Reproduce all lines of the listing below in which the word "armati" occurs.

-- Start of RECORDS FOR THE TASK --

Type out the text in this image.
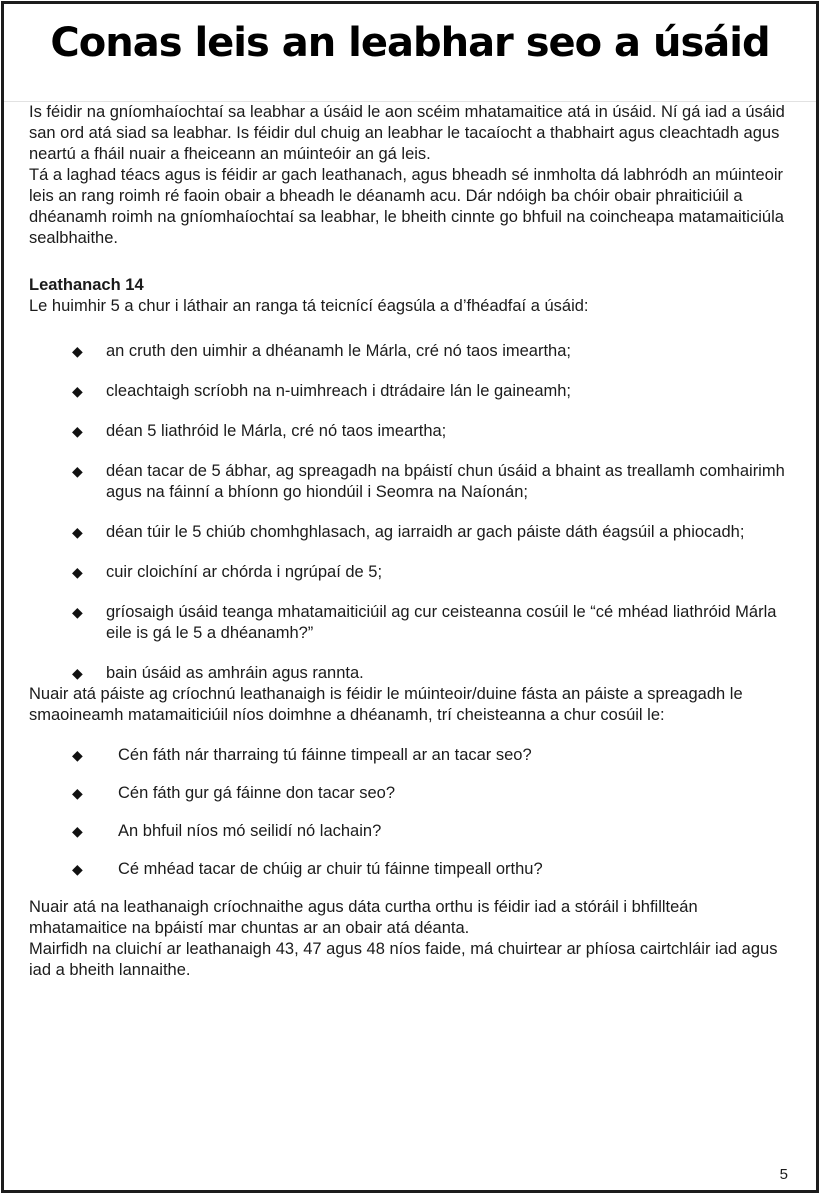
Conas leis an leabhar seo a úsáid

Is féidir na gníomhaíochtaí sa leabhar a úsáid le aon scéim mhatamaitice atá in úsáid. Ní gá iad a úsáid san ord atá siad sa leabhar. Is féidir dul chuig an leabhar le tacaíocht a thabhairt agus cleachtadh agus neartú a fháil nuair a fheiceann an múinteóir an gá leis.

Tá a laghad téacs agus is féidir ar gach leathanach, agus bheadh sé inmholta dá labhródh an múinteoir leis an rang roimh ré faoin obair a bheadh le déanamh acu. Dár ndóigh ba chóir obair phraiticiúil a dhéanamh roimh na gníomhaíochtaí sa leabhar, le bheith cinnte go bhfuil na coincheapa matamaiticiúla sealbhaithe.

Leathanach 14
Le huimhir 5 a chur i láthair an ranga tá teicnící éagsúla a d’fhéadfaí a úsáid:
◆	an cruth den uimhir a dhéanamh le Márla, cré nó taos imeartha;
◆	cleachtaigh scríobh na n-uimhreach i dtrádaire lán le gaineamh;
◆	déan 5 liathróid le Márla, cré nó taos imeartha;
◆	déan tacar de 5 ábhar, ag spreagadh na bpáistí chun úsáid a bhaint as treallamh comhairimh agus na fáinní a bhíonn go hiondúil i Seomra na Naíonán;
◆	déan túir le 5 chiúb chomhghlasach, ag iarraidh ar gach páiste dáth éagsúil a phiocadh;
◆	cuir cloichíní ar chórda i ngrúpaí de 5;
◆	gríosaigh úsáid teanga mhatamaiticiúil ag cur ceisteanna cosúil le “cé mhéad liathróid Márla eile is gá le 5 a dhéanamh?”
◆	bain úsáid as amhráin agus rannta.

Nuair atá páiste ag críochnú leathanaigh is féidir le múinteoir/duine fásta an páiste a spreagadh le smaoineamh matamaiticiúil níos doimhne a dhéanamh, trí cheisteanna a chur cosúil le:

◆	Cén fáth nár tharraing tú fáinne timpeall ar an tacar seo?
◆	Cén fáth gur gá fáinne don tacar seo?
◆	An bhfuil níos mó seilidí nó lachain?
◆	Cé mhéad tacar de chúig ar chuir tú fáinne timpeall orthu?

Nuair atá na leathanaigh críochnaithe agus dáta curtha orthu is féidir iad a stóráil i bhfillteán mhatamaitice na bpáistí mar chuntas ar an obair atá déanta.

Mairfidh na cluichí ar leathanaigh 43, 47 agus 48 níos faide, má chuirtear ar phíosa cairtchláir iad agus iad a bheith lannaithe.

5
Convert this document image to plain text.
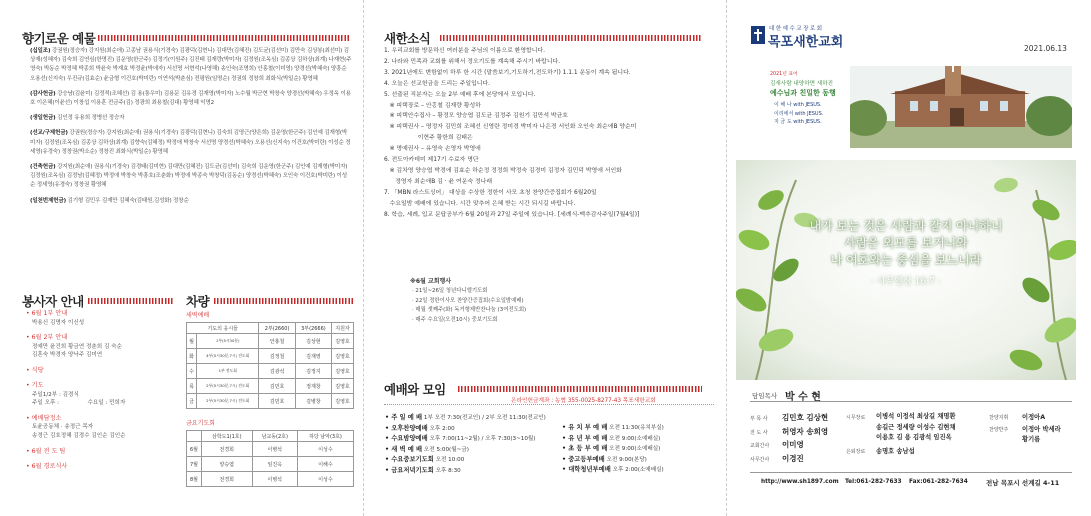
향기로운 예물
(십일조) 강권원(정승자) 강지원(최순애) 고종남 권용식(기경숙) 김광덕(김현니) 김대만(김혜진) 김도균(김선미) 김만숙 김상봉(최선미) 김상재(성혜자) 김숙희 김연심(한명진) 김운영(한군주) 김정기(이원주) 김진태 김재량(박미자) 김정원(조옥심) 김종상 김하상(최계) 나재현(주영숙) 박동순 박정혜 박종희 박윤숙 박재효 박정윤(박애자) 서선명 서현석(나영해) 송인숙(조명희) 안홍철(이미영) 양경선(박혜숙) 양흥순 오용선(신지숙) 우진규(김효순) 윤금형 이건호(박미란) 이연석(박춘심) 전평원(임명순) 정권희 정창희 최화식(박일순) 황영혜
(감사헌금) 강승남(김윤미) 김정적(조혜선) 김 용(통우미) 김용문 김유경 김재영(박미자) 노수월 박군현 박창숙 양경선(박혜숙) 우정옥 이용호 이은혜(이윤선) 이창섭 이용훈 전금주(김) 정광희 최용철(김대) 황영혜 익명2
(생일헌금) 김인정 유용희 정병선 정승자
(선교/구제헌금) 강권원(정승자) 강지원(최순애) 권용식(기경숙) 김광덕(김현니) 김숙희 김영근(양은희) 김운영(한군주) 김인예 김재형(박미자) 김정원(조옥심) 김종상 김하상(최계) 김향숙(김혜정) 박정애 박창숙 서선명 양경선(박혜숙) 오용선(신지숙) 이건호(박미란) 이성순 정세영(유경숙) 정창권(박소순) 정창진 최화식(박일순) 황영혜
(건축헌금) 강지원(최순애) 권용식(기경숙) 김경태(김미현) 김대만(김혜진) 김도균(김선미) 김숙희 김운영(한군주) 김인예 김재형(박미자) 김정원(조옥심) 김정남(김혜정) 박정애 박창숙 박흥호(조춘화) 박정애 박종숙 박창덕(김동순) 양경선(박혜숙) 오인숙 이건호(박미란) 이성순 정세영(유경숙) 정창권 황영혜
(일천번제헌금) 김기형 김민우 김재만 김혜숙(김태원,김성화) 정창순
봉사자 안내
• 6월 1부 안내
박용신 김명자 이신성
• 6월 2부 안내
정예만 윤건희 황금연 정춘희 김 숙순
김혼숙 박경자 양낙주 김미연
• 식당
• 기도
주일1/2부 : 김경식
주일 오후 :                수요일 : 민희자
• 예배담정소
토윤공동체 · 송정근 목자
송정근 김호정혜 김경수 김인순 김인순
• 6월 전 도 팀
• 6월 경로식사
차량
새벽예배
기도의 응시들		2부(2660)	3부(2666)	지원자
월	1부(5시30분)	안홍철	김상현	김영호
화	4부(5시30분,7시) 전도회	김정철	김재영	김영호
수	1부 전도회	김광석	김정지	김영호
목	2부(5시30분,7시) 전도회	김민호	정재창	김영호
금	2부(5시30분,7시) 전도회	김민호	김병창	김영호
금요기도회
	삼학도1(1호)	남교동(2호)	하당 남악(3호)
6월	전경희	이병석	이성수
7월	양승엽	임진옥	이해수
8월	전경희	이병석	이성수
새한소식
1. 우리교회를 방문하신 여러분을 주님의 이름으로 환영합니다.
2. 나라와 민족과 교회를 위해서 정오기도를 계속해 주시기 바랍니다.
3. 2021년에도 변함없이 하루 한 시간 (말씀보기,기도하기,전도하기) 1.1.1 운동이 계속 됩니다.
4. 오늘은 선교헌금을 드리는 주일입니다.
5. 선출된 직분자는 오늘 2부 예배 후에 본당에서 모입니다.
※ 피택장로 – 안홍철 김재량 황성하
※ 피택안수집사 – 황정모 양승엽 김도균 김정주 김원기 김만석 박균호
※ 피택권사 – 명정자 김민희 조혜선 신영란 정미경 박미자 나은경 서인화 오인숙 최순애B 양순미
이현주 황한희 김태은
※ 명예권사 – 유영숙 손영자 박영애
6. 전도아카데미 제17기 수료자 명단
※ 김차영 양승엽 박경애 김효순 하순정 정정희 박정숙 김경미 김정자 김민덕 박영애 서인화
정영자 최순애B 김 · 윤 여운숙 정나래
7. 「MBN 라스트싱어」 대상을 수상한 정한이 사모 초청 찬양간증집회가 6월20일
수요일밤 예배에 있습니다. 시간 맞추어 은혜 받는 시간 되시길 바랍니다.
8. 학습, 세례, 입교 문답공부가 6월 20일과 27일 주일에 있습니다. [세례식-맥추감사주일(7월4일)]
※6월 교회행사
· 21일~26일 청년다니엘기도회
· 22일 정한이사모 찬양간증집회(수요일밤예배)
· 매월 셋째주(화) 독거형제반찬나눔 (3여전도회)
· 매주 수요일(오전10시) 중보기도회
예배와 모임
온라인헌금계좌 : 농협 355-0025-8277-43 목포새한교회
• 주 일 예 배 1부 오전 7:30(전교인) / 2부 오전 11:30(전교인)
• 오후찬양예배 오후 2:00
• 수요밤양예배 오후 7:00(11~2월) / 오후 7:30(3~10월)
• 새 벽 예 배 오전 5:00(월~금)
• 수요중보기도회 오전 10:00
• 금요저녁기도회 오후 8:30
• 유 치 부 예 배 오전 11:30(유치부실)
• 유 년 부 예 배 오전 9:00(소예배실)
• 초 등 부 예 배 오전 9:00(소예배실)
• 중고등부예배 오전 9:00(본당)
• 대학청년부예배 오후 2:00(소예배실)
대한예수교장로회
목포새한교회	2021.06.13
2021년 표어
김새사람 내양하면 새하진
예수님과 친밀한 동행
이 해 나 with JESUS.
이리에서 with JESUS.
지 금 도 with JESUS.
내가 보는 것은 사람과 같지 아니하니
사람은 외모를 보거니와
나 여호와는 중심을 보느니라
- 사무엘상 16:7 -
담임목사 박 수 현
부 목 사	김민호 김상현
전 도 사	허영자 송희영
교회간사	이미영
사무간사	이경진
시무장로 이병석 이정석 최상길 채명환
송길근 정세량 이성수 김현채
이용호 김 용 김광석 임진옥
은퇴장로 송명호 송남섭
찬양지휘 이정아A
찬양반주 이정아 박세라
황기름
http://www.sh1897.com Tel:061-282-7633 Fax:061-282-7634	전남 목포시 선계길 4-11
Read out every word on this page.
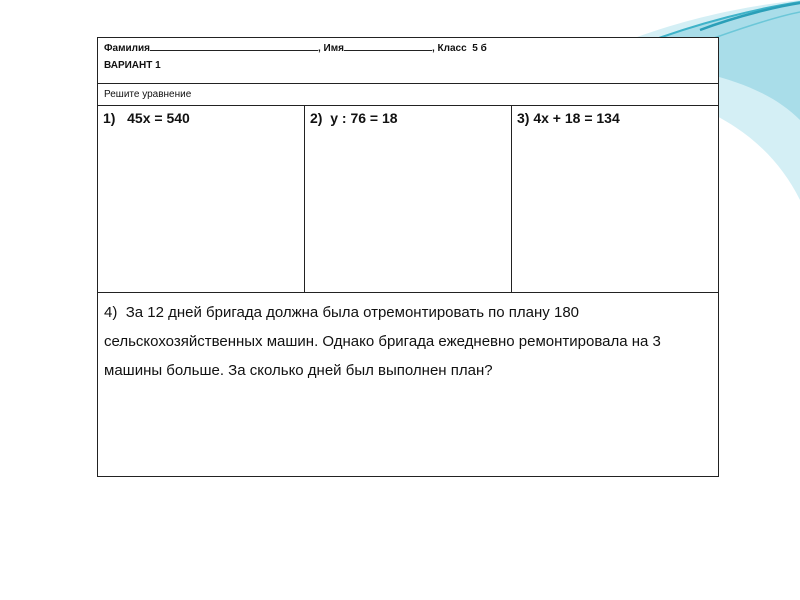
Фамилия	, Имя	, Класс 5 б
ВАРИАНТ 1
Решите уравнение
1) 45х = 540	2) у : 76 = 18	3) 4х + 18 = 134
4) За 12 дней бригада должна была отремонтировать по плану 180 сельскохозяйственных машин. Однако бригада ежедневно ремонтировала на 3 машины больше. За сколько дней был выполнен план?
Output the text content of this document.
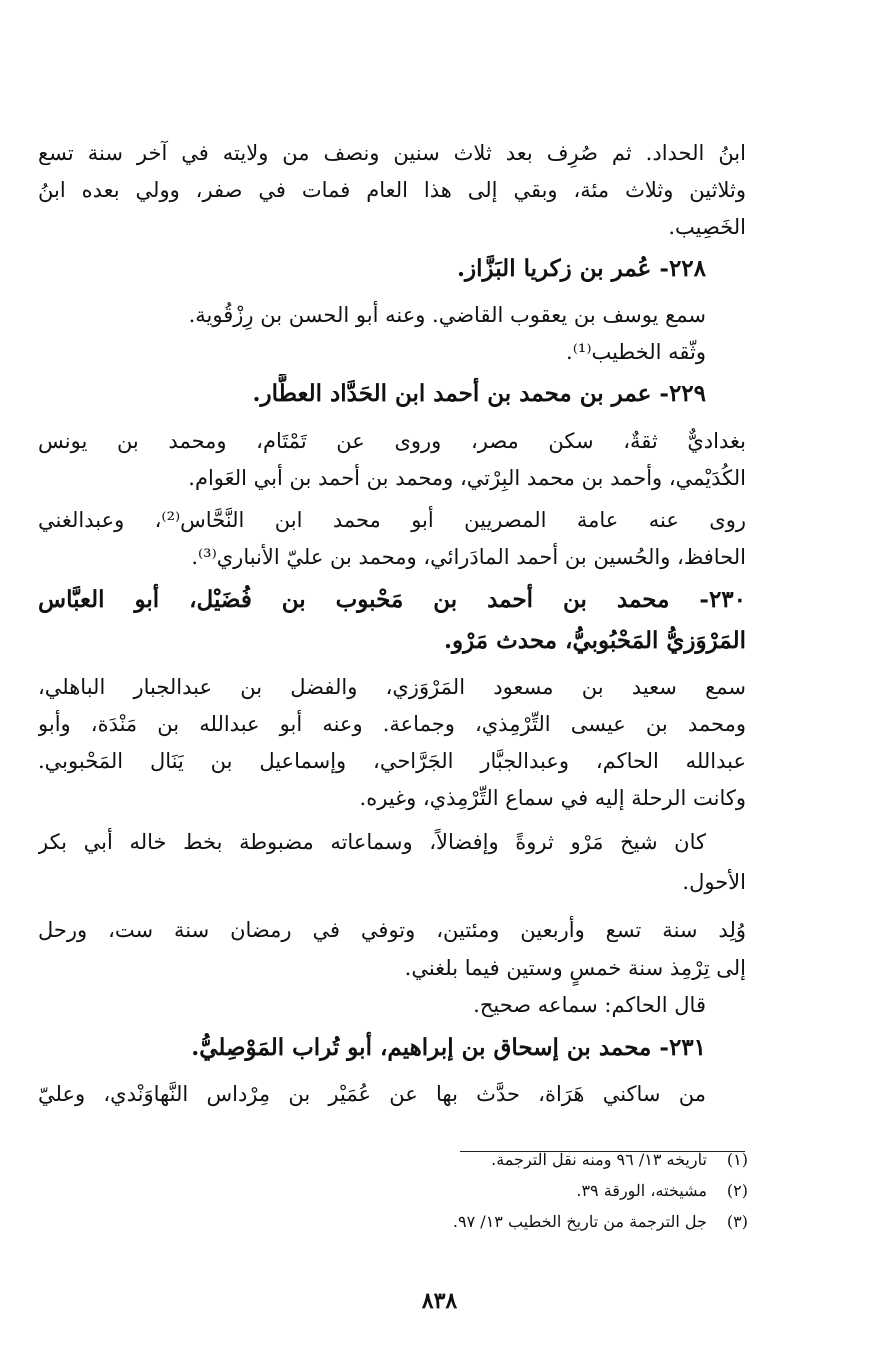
ابنُ الحداد. ثم صُرِف بعد ثلاث سنين ونصف من ولايته في آخر سنة تسع
وثلاثين وثلاث مئة، وبقي إلى هذا العام فمات في صفر، وولي بعده ابنُ
الخَصِيب.
٢٢٨- عُمر بن زكريا البَزَّاز.
سمع يوسف بن يعقوب القاضي. وعنه أبو الحسن بن رِزْقُوية.
وثّقه الخطيب⁽¹⁾.
٢٢٩- عمر بن محمد بن أحمد ابن الحَدَّاد العطَّار.
بغداديٌّ ثقةٌ، سكن مصر، وروى عن تَمْتَام، ومحمد بن يونس
الكُدَيْمي، وأحمد بن محمد البِرْتي، ومحمد بن أحمد بن أبي العَوام.
روى عنه عامة المصريين أبو محمد ابن النَّحَّاس⁽²⁾، وعبدالغني
الحافظ، والحُسين بن أحمد المادَرائي، ومحمد بن عليّ الأنباري⁽³⁾.
٢٣٠- محمد بن أحمد بن مَحْبوب بن فُضَيْل، أبو العبَّاس
المَرْوَزيُّ المَحْبُوبيُّ، محدث مَرْو.
سمع سعيد بن مسعود المَرْوَزي، والفضل بن عبدالجبار الباهلي،
ومحمد بن عيسى التِّرْمِذي، وجماعة. وعنه أبو عبدالله بن مَنْدَة، وأبو
عبدالله الحاكم، وعبدالجبَّار الجَرَّاحي، وإسماعيل بن يَنَال المَحْبوبي.
وكانت الرحلة إليه في سماع التِّرْمِذي، وغيره.
كان شيخ مَرْو ثروةً وإفضالاً، وسماعاته مضبوطة بخط خاله أبي بكر
الأحول.
وُلِد سنة تسع وأربعين ومئتين، وتوفي في رمضان سنة ست، ورحل
إلى تِرْمِذ سنة خمسٍ وستين فيما بلغني.
قال الحاكم: سماعه صحيح.
٢٣١- محمد بن إسحاق بن إبراهيم، أبو تُراب المَوْصِليُّ.
من ساكني هَرَاة، حدَّث بها عن عُمَيْر بن مِرْداس النَّهاوَنْدي، وعليّ
(١) تاريخه ١٣/ ٩٦ ومنه نقل الترجمة.
(٢) مشيخته، الورقة ٣٩.
(٣) جل الترجمة من تاريخ الخطيب ١٣/ ٩٧.
٨٣٨
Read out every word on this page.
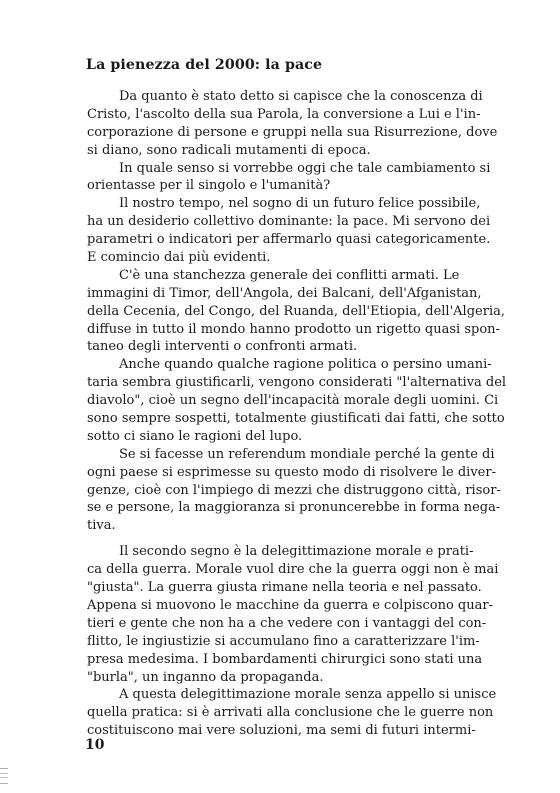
La pienezza del 2000: la pace
Da quanto è stato detto si capisce che la conoscenza di
Cristo, l'ascolto della sua Parola, la conversione a Lui e l'in-
corporazione di persone e gruppi nella sua Risurrezione, dove
si diano, sono radicali mutamenti di epoca.
In quale senso si vorrebbe oggi che tale cambiamento si
orientasse per il singolo e l'umanità?
Il nostro tempo, nel sogno di un futuro felice possibile,
ha un desiderio collettivo dominante: la pace. Mi servono dei
parametri o indicatori per affermarlo quasi categoricamente.
E comincio dai più evidenti.
C'è una stanchezza generale dei conflitti armati. Le
immagini di Timor, dell'Angola, dei Balcani, dell'Afganistan,
della Cecenia, del Congo, del Ruanda, dell'Etiopia, dell'Algeria,
diffuse in tutto il mondo hanno prodotto un rigetto quasi spon-
taneo degli interventi o confronti armati.
Anche quando qualche ragione politica o persino umani-
taria sembra giustificarli, vengono considerati "l'alternativa del
diavolo", cioè un segno dell'incapacità morale degli uomini. Ci
sono sempre sospetti, totalmente giustificati dai fatti, che sotto
sotto ci siano le ragioni del lupo.
Se si facesse un referendum mondiale perché la gente di
ogni paese si esprimesse su questo modo di risolvere le diver-
genze, cioè con l'impiego di mezzi che distruggono città, risor-
se e persone, la maggioranza si pronuncerebbe in forma nega-
tiva.
Il secondo segno è la delegittimazione morale e prati-
ca della guerra. Morale vuol dire che la guerra oggi non è mai
"giusta". La guerra giusta rimane nella teoria e nel passato.
Appena si muovono le macchine da guerra e colpiscono quar-
tieri e gente che non ha a che vedere con i vantaggi del con-
flitto, le ingiustizie si accumulano fino a caratterizzare l'im-
presa medesima. I bombardamenti chirurgici sono stati una
"burla", un inganno da propaganda.
A questa delegittimazione morale senza appello si unisce
quella pratica: si è arrivati alla conclusione che le guerre non
costituiscono mai vere soluzioni, ma semi di futuri intermi-
10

-- End of RECORDS FOR THE TASK --

> **ANSWER IN FULL**:
C'è una stanchezza generale dei conflitti armati. Le
taneo degli interventi o confronti armati.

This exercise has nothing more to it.